Listing:
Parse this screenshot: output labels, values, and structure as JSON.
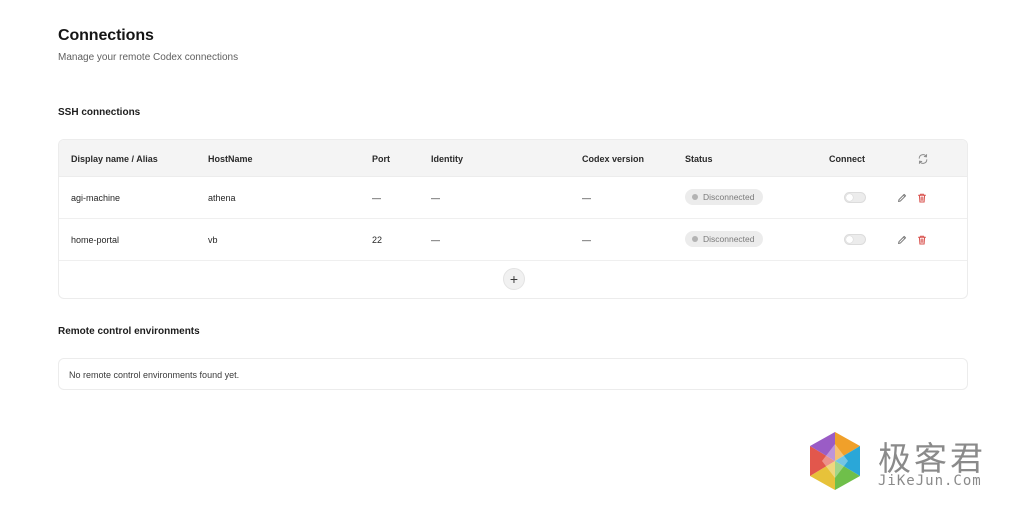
{
  "header": {
    "title": "Connections",
    "subtitle": "Manage your remote Codex connections"
  },
  "ssh": {
    "section_title": "SSH connections",
    "columns": [
      "Display name / Alias",
      "HostName",
      "Port",
      "Identity",
      "Codex version",
      "Status",
      "Connect"
    ],
    "rows": [
      {
        "name": "agi-machine",
        "host": "athena",
        "port": "—",
        "identity": "—",
        "codex_version": "—",
        "status": "Disconnected",
        "connected": false
      },
      {
        "name": "home-portal",
        "host": "vb",
        "port": "22",
        "identity": "—",
        "codex_version": "—",
        "status": "Disconnected",
        "connected": false
      }
    ],
    "add_label": "+"
  },
  "remote": {
    "section_title": "Remote control environments",
    "empty_text": "No remote control environments found yet."
  },
  "watermark": {
    "cn": "极客君",
    "en": "JiKeJun.Com"
  },
  "colors": {
    "badge_bg": "#ececec",
    "delete_icon": "#d9534f",
    "header_bg": "#f4f4f4"
  },
  "icons": {
    "refresh": "refresh-icon",
    "edit": "pencil-icon",
    "delete": "trash-icon",
    "add": "plus-icon"
  }
}
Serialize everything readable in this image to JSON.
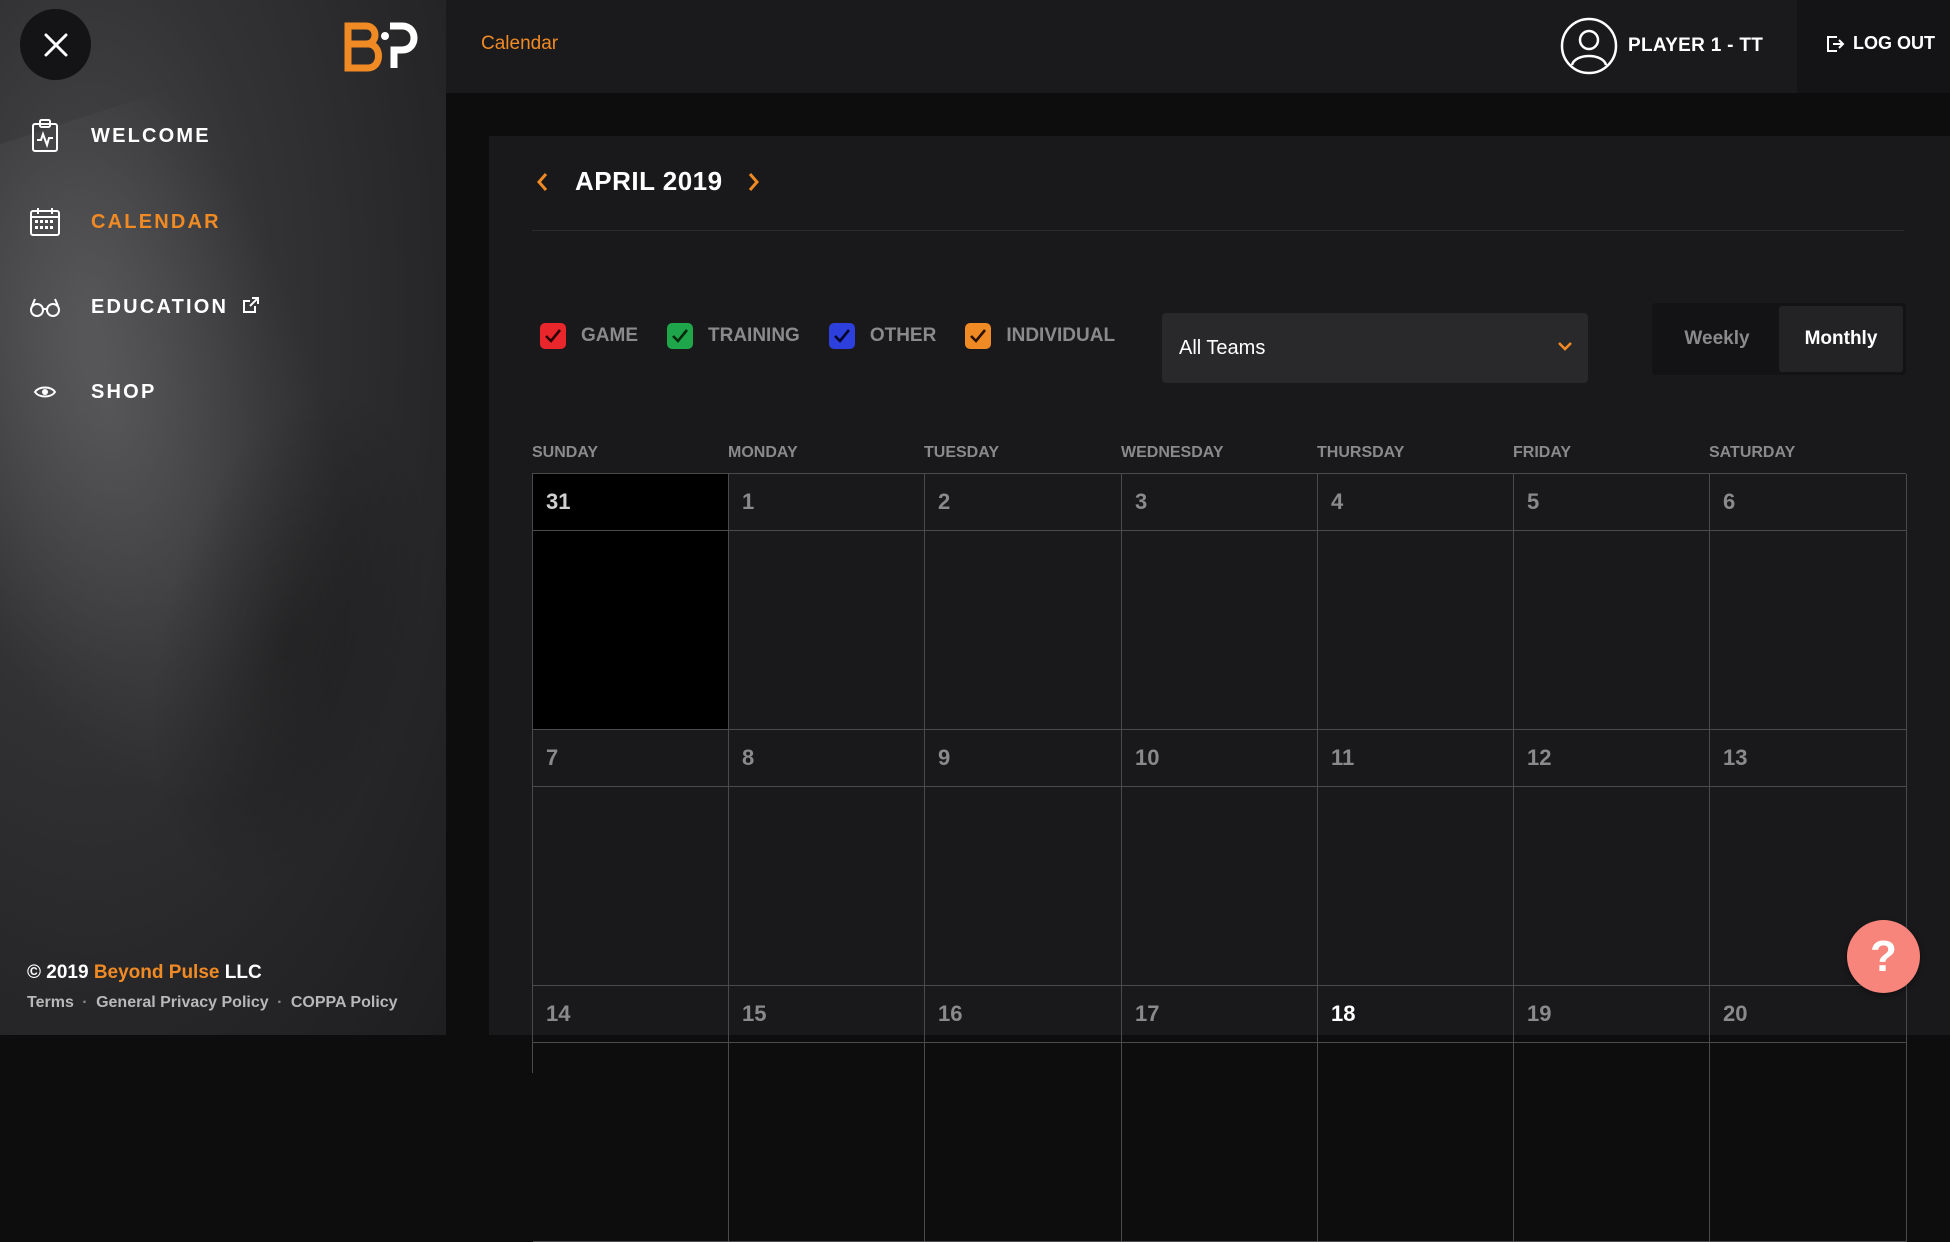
{
  "brand": {
    "logo_text": "BP",
    "accent": "#f08a24"
  },
  "sidebar": {
    "items": [
      {
        "label": "WELCOME",
        "icon": "clipboard-pulse-icon",
        "active": false
      },
      {
        "label": "CALENDAR",
        "icon": "calendar-icon",
        "active": true
      },
      {
        "label": "EDUCATION",
        "icon": "glasses-icon",
        "active": false,
        "external": true
      },
      {
        "label": "SHOP",
        "icon": "eye-icon",
        "active": false
      }
    ],
    "footer": {
      "copyright_prefix": "© 2019",
      "company": "Beyond Pulse",
      "copyright_suffix": "LLC",
      "links": [
        "Terms",
        "General Privacy Policy",
        "COPPA Policy"
      ],
      "separator": "·"
    }
  },
  "header": {
    "breadcrumb": "Calendar",
    "user_name": "PLAYER 1 - TT",
    "logout_label": "LOG OUT"
  },
  "calendar": {
    "month_label": "APRIL 2019",
    "filters": [
      {
        "label": "GAME",
        "color": "#e8262c",
        "checked": true
      },
      {
        "label": "TRAINING",
        "color": "#1fa64a",
        "checked": true
      },
      {
        "label": "OTHER",
        "color": "#2d3fdc",
        "checked": true
      },
      {
        "label": "INDIVIDUAL",
        "color": "#f08a24",
        "checked": true
      }
    ],
    "team_select": {
      "value": "All Teams"
    },
    "views": [
      {
        "label": "Weekly",
        "active": false
      },
      {
        "label": "Monthly",
        "active": true
      }
    ],
    "weekdays": [
      "SUNDAY",
      "MONDAY",
      "TUESDAY",
      "WEDNESDAY",
      "THURSDAY",
      "FRIDAY",
      "SATURDAY"
    ],
    "weeks": [
      [
        "31",
        "1",
        "2",
        "3",
        "4",
        "5",
        "6"
      ],
      [
        "7",
        "8",
        "9",
        "10",
        "11",
        "12",
        "13"
      ],
      [
        "14",
        "15",
        "16",
        "17",
        "18",
        "19",
        "20"
      ]
    ],
    "today": "18"
  },
  "help": {
    "label": "?"
  }
}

Work instructions: Tell how many lines above contain the word "Policy". Give the number alone.

Result below: 2